*Description of the task:* Word for word, set down the records and skip each picture.

*Records from a dataset:*
===============

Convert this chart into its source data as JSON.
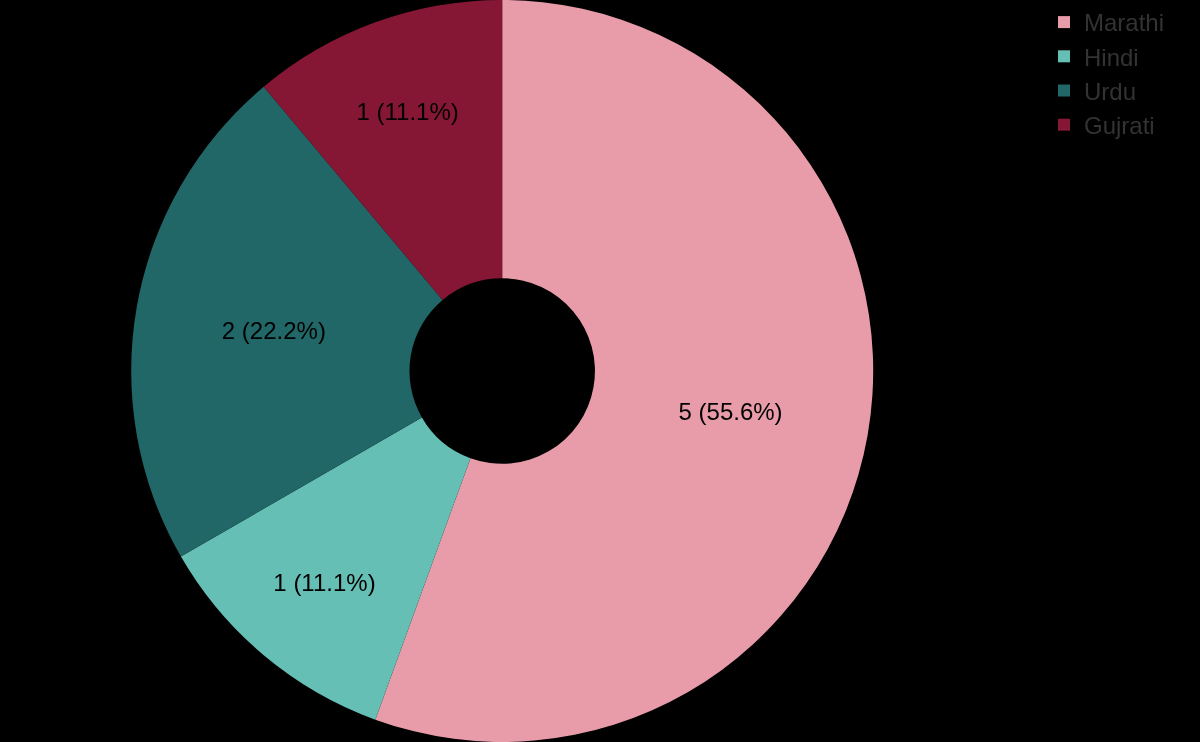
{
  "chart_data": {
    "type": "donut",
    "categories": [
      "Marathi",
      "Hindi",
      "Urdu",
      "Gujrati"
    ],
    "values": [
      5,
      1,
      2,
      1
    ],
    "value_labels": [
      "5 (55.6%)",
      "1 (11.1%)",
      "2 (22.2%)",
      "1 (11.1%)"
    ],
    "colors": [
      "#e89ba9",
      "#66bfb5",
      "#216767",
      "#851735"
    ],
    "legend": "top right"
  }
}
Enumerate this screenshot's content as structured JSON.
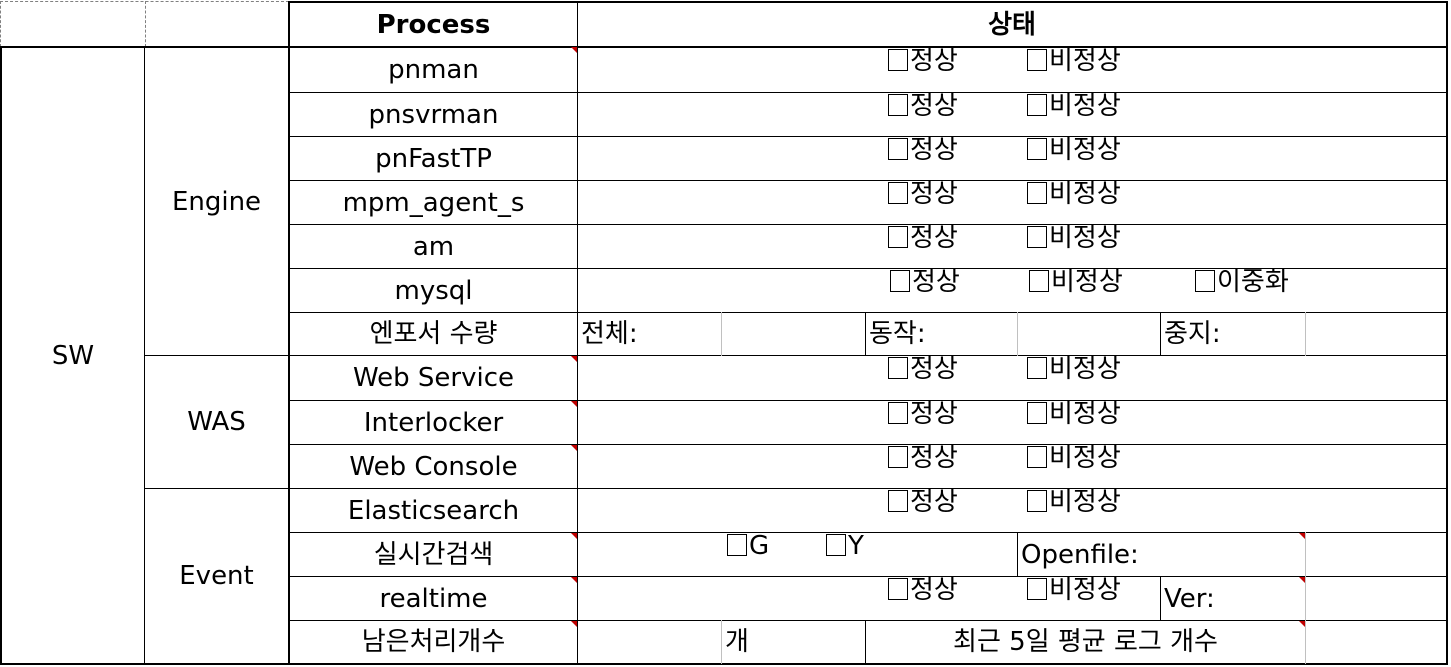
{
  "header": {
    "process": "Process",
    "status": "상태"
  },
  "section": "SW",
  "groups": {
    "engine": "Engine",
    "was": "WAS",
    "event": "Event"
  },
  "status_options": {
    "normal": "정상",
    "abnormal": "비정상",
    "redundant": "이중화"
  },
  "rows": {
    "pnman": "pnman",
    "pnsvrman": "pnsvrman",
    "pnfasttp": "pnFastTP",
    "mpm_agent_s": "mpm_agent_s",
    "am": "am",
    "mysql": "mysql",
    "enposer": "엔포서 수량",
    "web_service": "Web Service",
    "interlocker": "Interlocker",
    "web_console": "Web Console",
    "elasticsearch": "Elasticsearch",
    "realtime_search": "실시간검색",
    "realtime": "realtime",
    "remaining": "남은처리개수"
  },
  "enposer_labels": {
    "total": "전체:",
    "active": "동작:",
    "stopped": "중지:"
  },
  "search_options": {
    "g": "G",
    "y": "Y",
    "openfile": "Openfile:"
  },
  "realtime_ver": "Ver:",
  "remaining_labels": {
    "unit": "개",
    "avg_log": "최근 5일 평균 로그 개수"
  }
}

===============

*Task answer:*
Convert this chart into its source data as JSON.
{
  "chart_data": {
    "type": "donut",
    "categories": [
      "Marathi",
      "Hindi",
      "Urdu",
      "Gujrati"
    ],
    "values": [
      5,
      1,
      2,
      1
    ],
    "value_labels": [
      "5 (55.6%)",
      "1 (11.1%)",
      "2 (22.2%)",
      "1 (11.1%)"
    ],
    "colors": [
      "#e89ba9",
      "#66bfb5",
      "#216767",
      "#851735"
    ],
    "legend": "top right"
  }
}
Enumerate this screenshot's content as structured JSON.
{
  "header": {
    "process": "Process",
    "status": "상태"
  },
  "section": "SW",
  "groups": {
    "engine": "Engine",
    "was": "WAS",
    "event": "Event"
  },
  "status_options": {
    "normal": "정상",
    "abnormal": "비정상",
    "redundant": "이중화"
  },
  "rows": {
    "pnman": "pnman",
    "pnsvrman": "pnsvrman",
    "pnfasttp": "pnFastTP",
    "mpm_agent_s": "mpm_agent_s",
    "am": "am",
    "mysql": "mysql",
    "enposer": "엔포서 수량",
    "web_service": "Web Service",
    "interlocker": "Interlocker",
    "web_console": "Web Console",
    "elasticsearch": "Elasticsearch",
    "realtime_search": "실시간검색",
    "realtime": "realtime",
    "remaining": "남은처리개수"
  },
  "enposer_labels": {
    "total": "전체:",
    "active": "동작:",
    "stopped": "중지:"
  },
  "search_options": {
    "g": "G",
    "y": "Y",
    "openfile": "Openfile:"
  },
  "realtime_ver": "Ver:",
  "remaining_labels": {
    "unit": "개",
    "avg_log": "최근 5일 평균 로그 개수"
  }
}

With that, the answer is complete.